* Work required *
In the records that follow, show each line where the word "label" is present.

— begin —

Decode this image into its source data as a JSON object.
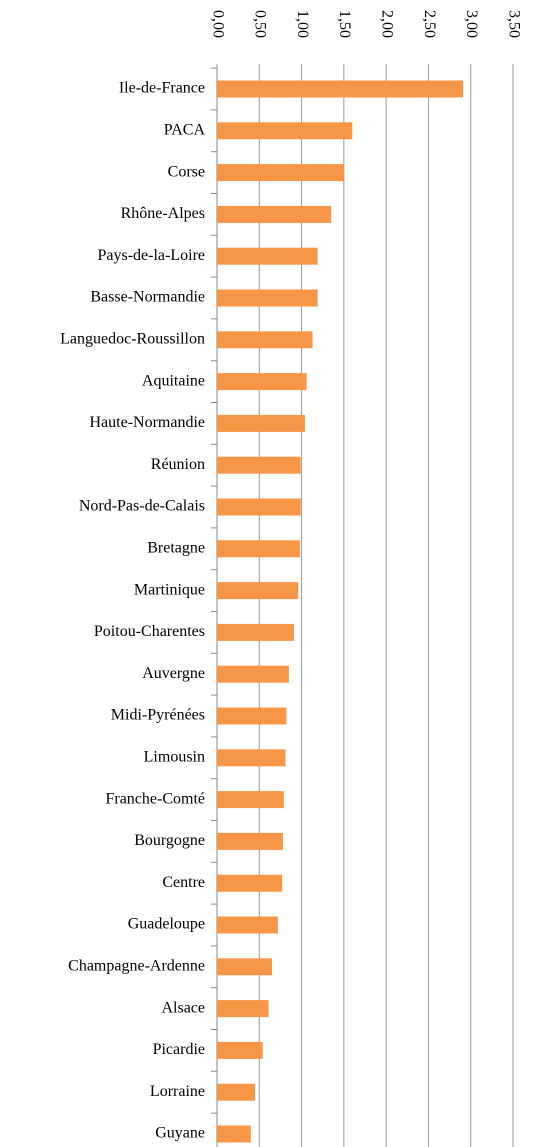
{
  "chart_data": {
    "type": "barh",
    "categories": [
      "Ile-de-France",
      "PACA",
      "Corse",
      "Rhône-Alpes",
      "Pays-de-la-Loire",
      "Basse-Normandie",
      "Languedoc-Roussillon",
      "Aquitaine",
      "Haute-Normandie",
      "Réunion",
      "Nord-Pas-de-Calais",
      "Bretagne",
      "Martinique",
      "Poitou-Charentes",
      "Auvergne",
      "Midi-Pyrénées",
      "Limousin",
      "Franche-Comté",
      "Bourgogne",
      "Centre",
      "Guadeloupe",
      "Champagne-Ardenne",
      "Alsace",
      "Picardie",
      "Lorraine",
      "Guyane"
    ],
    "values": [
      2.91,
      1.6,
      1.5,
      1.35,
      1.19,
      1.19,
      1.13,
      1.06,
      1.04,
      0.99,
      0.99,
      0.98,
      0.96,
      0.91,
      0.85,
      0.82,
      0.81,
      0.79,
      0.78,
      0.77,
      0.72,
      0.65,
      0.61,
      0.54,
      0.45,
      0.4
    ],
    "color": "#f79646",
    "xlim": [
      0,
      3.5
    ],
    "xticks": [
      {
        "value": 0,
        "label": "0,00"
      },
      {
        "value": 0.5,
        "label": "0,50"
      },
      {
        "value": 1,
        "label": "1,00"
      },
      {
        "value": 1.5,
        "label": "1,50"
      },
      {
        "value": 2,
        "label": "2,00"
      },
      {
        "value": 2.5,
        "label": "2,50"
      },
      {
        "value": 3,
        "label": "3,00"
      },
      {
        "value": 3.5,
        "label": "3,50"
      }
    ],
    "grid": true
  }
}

— end —

* Result for this exercise *
        "label": "0,00"
        "label": "0,50"
        "label": "1,00"
        "label": "1,50"
        "label": "2,00"
        "label": "2,50"
        "label": "3,00"
        "label": "3,50"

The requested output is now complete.